(Collected data)
★ ★ ★ ★
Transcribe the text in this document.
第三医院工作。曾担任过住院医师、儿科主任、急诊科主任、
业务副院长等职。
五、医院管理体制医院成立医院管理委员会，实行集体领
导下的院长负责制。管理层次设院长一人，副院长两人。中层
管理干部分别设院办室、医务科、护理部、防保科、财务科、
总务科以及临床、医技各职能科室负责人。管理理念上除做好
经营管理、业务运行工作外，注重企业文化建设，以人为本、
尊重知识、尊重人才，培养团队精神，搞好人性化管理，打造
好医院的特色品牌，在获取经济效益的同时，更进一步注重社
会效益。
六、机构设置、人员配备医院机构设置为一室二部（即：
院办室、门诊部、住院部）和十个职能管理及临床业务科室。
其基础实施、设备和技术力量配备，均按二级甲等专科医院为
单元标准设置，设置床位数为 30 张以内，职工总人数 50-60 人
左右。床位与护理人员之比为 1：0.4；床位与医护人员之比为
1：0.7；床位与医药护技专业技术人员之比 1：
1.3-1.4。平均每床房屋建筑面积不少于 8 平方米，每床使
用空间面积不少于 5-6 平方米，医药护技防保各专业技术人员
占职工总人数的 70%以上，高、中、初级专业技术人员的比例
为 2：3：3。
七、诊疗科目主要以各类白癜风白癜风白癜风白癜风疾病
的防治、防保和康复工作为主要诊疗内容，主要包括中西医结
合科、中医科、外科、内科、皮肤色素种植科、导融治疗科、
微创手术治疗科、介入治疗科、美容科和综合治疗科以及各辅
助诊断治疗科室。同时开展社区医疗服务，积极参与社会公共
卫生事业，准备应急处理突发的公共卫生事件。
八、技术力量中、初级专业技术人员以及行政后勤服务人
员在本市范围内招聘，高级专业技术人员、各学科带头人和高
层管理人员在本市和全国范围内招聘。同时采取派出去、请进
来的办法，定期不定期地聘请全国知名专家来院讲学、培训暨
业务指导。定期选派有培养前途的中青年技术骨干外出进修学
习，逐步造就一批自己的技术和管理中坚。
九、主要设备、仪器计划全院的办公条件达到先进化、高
★ ★ ★ ★
▸ SET PROBLEM
All of the material must be reproduced exactly.

▸ RESULT OF THE EXERCISE
Transcribe the text in this document.
第三医院工作。曾担任过住院医师、儿科主任、急诊科主任、
业务副院长等职。
五、医院管理体制医院成立医院管理委员会，实行集体领
导下的院长负责制。管理层次设院长一人，副院长两人。中层
管理干部分别设院办室、医务科、护理部、防保科、财务科、
总务科以及临床、医技各职能科室负责人。管理理念上除做好
经营管理、业务运行工作外，注重企业文化建设，以人为本、
尊重知识、尊重人才，培养团队精神，搞好人性化管理，打造
好医院的特色品牌，在获取经济效益的同时，更进一步注重社
会效益。
六、机构设置、人员配备医院机构设置为一室二部（即：
院办室、门诊部、住院部）和十个职能管理及临床业务科室。
其基础实施、设备和技术力量配备，均按二级甲等专科医院为
单元标准设置，设置床位数为 30 张以内，职工总人数 50-60 人
左右。床位与护理人员之比为 1：0.4；床位与医护人员之比为
1：0.7；床位与医药护技专业技术人员之比 1：
1.3-1.4。平均每床房屋建筑面积不少于 8 平方米，每床使
用空间面积不少于 5-6 平方米，医药护技防保各专业技术人员
占职工总人数的 70%以上，高、中、初级专业技术人员的比例
为 2：3：3。
七、诊疗科目主要以各类白癜风白癜风白癜风白癜风疾病
的防治、防保和康复工作为主要诊疗内容，主要包括中西医结
合科、中医科、外科、内科、皮肤色素种植科、导融治疗科、
微创手术治疗科、介入治疗科、美容科和综合治疗科以及各辅
助诊断治疗科室。同时开展社区医疗服务，积极参与社会公共
卫生事业，准备应急处理突发的公共卫生事件。
八、技术力量中、初级专业技术人员以及行政后勤服务人
员在本市范围内招聘，高级专业技术人员、各学科带头人和高
层管理人员在本市和全国范围内招聘。同时采取派出去、请进
来的办法，定期不定期地聘请全国知名专家来院讲学、培训暨
业务指导。定期选派有培养前途的中青年技术骨干外出进修学
习，逐步造就一批自己的技术和管理中坚。
九、主要设备、仪器计划全院的办公条件达到先进化、高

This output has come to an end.